[Begin Records for processing]
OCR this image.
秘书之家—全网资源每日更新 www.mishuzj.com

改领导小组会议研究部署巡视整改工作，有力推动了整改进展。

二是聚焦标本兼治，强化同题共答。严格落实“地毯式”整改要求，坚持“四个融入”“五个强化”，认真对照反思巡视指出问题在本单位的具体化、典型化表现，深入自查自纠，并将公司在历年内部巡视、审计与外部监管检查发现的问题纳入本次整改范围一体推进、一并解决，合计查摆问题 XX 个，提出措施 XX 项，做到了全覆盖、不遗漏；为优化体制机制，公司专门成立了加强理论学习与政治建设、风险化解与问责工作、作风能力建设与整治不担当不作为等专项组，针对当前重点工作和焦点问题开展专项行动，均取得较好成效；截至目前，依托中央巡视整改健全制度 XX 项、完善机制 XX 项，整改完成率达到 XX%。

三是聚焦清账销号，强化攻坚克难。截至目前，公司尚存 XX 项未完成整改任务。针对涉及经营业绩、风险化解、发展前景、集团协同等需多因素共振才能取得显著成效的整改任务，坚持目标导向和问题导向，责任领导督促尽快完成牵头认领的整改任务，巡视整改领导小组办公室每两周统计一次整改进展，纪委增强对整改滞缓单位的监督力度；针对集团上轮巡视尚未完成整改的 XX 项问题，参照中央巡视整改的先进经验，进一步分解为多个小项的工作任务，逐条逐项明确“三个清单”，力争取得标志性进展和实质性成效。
[End Records for processing]
Reproduce the listing above word for word.

Answer to the problem:
OCR this image.
秘书之家—全网资源每日更新 www.mishuzj.com

改领导小组会议研究部署巡视整改工作，有力推动了整改进展。

二是聚焦标本兼治，强化同题共答。严格落实“地毯式”整改要求，坚持“四个融入”“五个强化”，认真对照反思巡视指出问题在本单位的具体化、典型化表现，深入自查自纠，并将公司在历年内部巡视、审计与外部监管检查发现的问题纳入本次整改范围一体推进、一并解决，合计查摆问题 XX 个，提出措施 XX 项，做到了全覆盖、不遗漏；为优化体制机制，公司专门成立了加强理论学习与政治建设、风险化解与问责工作、作风能力建设与整治不担当不作为等专项组，针对当前重点工作和焦点问题开展专项行动，均取得较好成效；截至目前，依托中央巡视整改健全制度 XX 项、完善机制 XX 项，整改完成率达到 XX%。

三是聚焦清账销号，强化攻坚克难。截至目前，公司尚存 XX 项未完成整改任务。针对涉及经营业绩、风险化解、发展前景、集团协同等需多因素共振才能取得显著成效的整改任务，坚持目标导向和问题导向，责任领导督促尽快完成牵头认领的整改任务，巡视整改领导小组办公室每两周统计一次整改进展，纪委增强对整改滞缓单位的监督力度；针对集团上轮巡视尚未完成整改的 XX 项问题，参照中央巡视整改的先进经验，进一步分解为多个小项的工作任务，逐条逐项明确“三个清单”，力争取得标志性进展和实质性成效。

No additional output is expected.